Retype each entry below, keeping every character the same.

(Part of a data file)
- - - - - - -
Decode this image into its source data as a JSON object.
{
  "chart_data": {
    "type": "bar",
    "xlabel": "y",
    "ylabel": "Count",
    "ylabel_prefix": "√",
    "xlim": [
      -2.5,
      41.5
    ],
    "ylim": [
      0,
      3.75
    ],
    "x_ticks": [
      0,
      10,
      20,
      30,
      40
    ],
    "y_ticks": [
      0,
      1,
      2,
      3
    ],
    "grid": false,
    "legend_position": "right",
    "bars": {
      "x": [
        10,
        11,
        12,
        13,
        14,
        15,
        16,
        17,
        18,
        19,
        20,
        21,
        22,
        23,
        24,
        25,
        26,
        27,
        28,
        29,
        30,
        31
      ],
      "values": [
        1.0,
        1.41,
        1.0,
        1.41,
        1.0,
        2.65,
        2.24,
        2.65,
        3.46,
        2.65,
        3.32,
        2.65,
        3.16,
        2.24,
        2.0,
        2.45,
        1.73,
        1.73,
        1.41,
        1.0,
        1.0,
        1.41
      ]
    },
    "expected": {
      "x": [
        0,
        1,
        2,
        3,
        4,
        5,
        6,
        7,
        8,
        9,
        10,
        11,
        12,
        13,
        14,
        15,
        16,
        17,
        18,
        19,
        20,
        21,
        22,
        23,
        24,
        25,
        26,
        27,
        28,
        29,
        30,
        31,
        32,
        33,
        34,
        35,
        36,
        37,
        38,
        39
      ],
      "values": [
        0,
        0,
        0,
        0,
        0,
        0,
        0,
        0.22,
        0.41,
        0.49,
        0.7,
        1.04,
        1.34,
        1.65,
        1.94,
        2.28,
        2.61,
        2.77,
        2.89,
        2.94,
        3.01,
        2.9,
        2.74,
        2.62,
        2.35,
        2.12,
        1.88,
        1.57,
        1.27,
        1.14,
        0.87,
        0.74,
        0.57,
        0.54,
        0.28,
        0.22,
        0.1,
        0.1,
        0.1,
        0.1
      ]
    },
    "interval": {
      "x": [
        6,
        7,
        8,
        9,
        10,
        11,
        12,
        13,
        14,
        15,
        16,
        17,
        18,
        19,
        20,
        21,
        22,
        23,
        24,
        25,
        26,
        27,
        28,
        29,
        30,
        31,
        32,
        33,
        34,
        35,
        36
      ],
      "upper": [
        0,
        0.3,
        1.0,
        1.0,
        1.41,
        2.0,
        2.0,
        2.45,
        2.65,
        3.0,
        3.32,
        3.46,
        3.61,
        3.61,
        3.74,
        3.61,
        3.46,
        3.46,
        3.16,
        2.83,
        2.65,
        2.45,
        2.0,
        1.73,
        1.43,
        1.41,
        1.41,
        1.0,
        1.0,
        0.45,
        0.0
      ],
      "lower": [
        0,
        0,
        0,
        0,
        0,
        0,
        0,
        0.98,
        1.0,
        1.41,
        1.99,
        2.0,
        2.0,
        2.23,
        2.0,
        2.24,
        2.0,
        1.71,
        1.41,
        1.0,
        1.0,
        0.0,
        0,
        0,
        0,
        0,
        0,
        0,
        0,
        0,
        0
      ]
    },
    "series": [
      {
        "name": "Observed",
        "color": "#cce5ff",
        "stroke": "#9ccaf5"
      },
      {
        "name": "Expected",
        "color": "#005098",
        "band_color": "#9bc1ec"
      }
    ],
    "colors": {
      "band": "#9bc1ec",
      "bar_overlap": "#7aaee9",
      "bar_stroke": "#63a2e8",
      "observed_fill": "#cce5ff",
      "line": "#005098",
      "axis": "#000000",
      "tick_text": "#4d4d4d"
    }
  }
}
- - - - - - -
### WORKED ANSWER
Decode this image into its source data as a JSON object.
{
  "chart_data": {
    "type": "bar",
    "xlabel": "y",
    "ylabel": "Count",
    "ylabel_prefix": "√",
    "xlim": [
      -2.5,
      41.5
    ],
    "ylim": [
      0,
      3.75
    ],
    "x_ticks": [
      0,
      10,
      20,
      30,
      40
    ],
    "y_ticks": [
      0,
      1,
      2,
      3
    ],
    "grid": false,
    "legend_position": "right",
    "bars": {
      "x": [
        10,
        11,
        12,
        13,
        14,
        15,
        16,
        17,
        18,
        19,
        20,
        21,
        22,
        23,
        24,
        25,
        26,
        27,
        28,
        29,
        30,
        31
      ],
      "values": [
        1.0,
        1.41,
        1.0,
        1.41,
        1.0,
        2.65,
        2.24,
        2.65,
        3.46,
        2.65,
        3.32,
        2.65,
        3.16,
        2.24,
        2.0,
        2.45,
        1.73,
        1.73,
        1.41,
        1.0,
        1.0,
        1.41
      ]
    },
    "expected": {
      "x": [
        0,
        1,
        2,
        3,
        4,
        5,
        6,
        7,
        8,
        9,
        10,
        11,
        12,
        13,
        14,
        15,
        16,
        17,
        18,
        19,
        20,
        21,
        22,
        23,
        24,
        25,
        26,
        27,
        28,
        29,
        30,
        31,
        32,
        33,
        34,
        35,
        36,
        37,
        38,
        39
      ],
      "values": [
        0,
        0,
        0,
        0,
        0,
        0,
        0,
        0.22,
        0.41,
        0.49,
        0.7,
        1.04,
        1.34,
        1.65,
        1.94,
        2.28,
        2.61,
        2.77,
        2.89,
        2.94,
        3.01,
        2.9,
        2.74,
        2.62,
        2.35,
        2.12,
        1.88,
        1.57,
        1.27,
        1.14,
        0.87,
        0.74,
        0.57,
        0.54,
        0.28,
        0.22,
        0.1,
        0.1,
        0.1,
        0.1
      ]
    },
    "interval": {
      "x": [
        6,
        7,
        8,
        9,
        10,
        11,
        12,
        13,
        14,
        15,
        16,
        17,
        18,
        19,
        20,
        21,
        22,
        23,
        24,
        25,
        26,
        27,
        28,
        29,
        30,
        31,
        32,
        33,
        34,
        35,
        36
      ],
      "upper": [
        0,
        0.3,
        1.0,
        1.0,
        1.41,
        2.0,
        2.0,
        2.45,
        2.65,
        3.0,
        3.32,
        3.46,
        3.61,
        3.61,
        3.74,
        3.61,
        3.46,
        3.46,
        3.16,
        2.83,
        2.65,
        2.45,
        2.0,
        1.73,
        1.43,
        1.41,
        1.41,
        1.0,
        1.0,
        0.45,
        0.0
      ],
      "lower": [
        0,
        0,
        0,
        0,
        0,
        0,
        0,
        0.98,
        1.0,
        1.41,
        1.99,
        2.0,
        2.0,
        2.23,
        2.0,
        2.24,
        2.0,
        1.71,
        1.41,
        1.0,
        1.0,
        0.0,
        0,
        0,
        0,
        0,
        0,
        0,
        0,
        0,
        0
      ]
    },
    "series": [
      {
        "name": "Observed",
        "color": "#cce5ff",
        "stroke": "#9ccaf5"
      },
      {
        "name": "Expected",
        "color": "#005098",
        "band_color": "#9bc1ec"
      }
    ],
    "colors": {
      "band": "#9bc1ec",
      "bar_overlap": "#7aaee9",
      "bar_stroke": "#63a2e8",
      "observed_fill": "#cce5ff",
      "line": "#005098",
      "axis": "#000000",
      "tick_text": "#4d4d4d"
    }
  }
}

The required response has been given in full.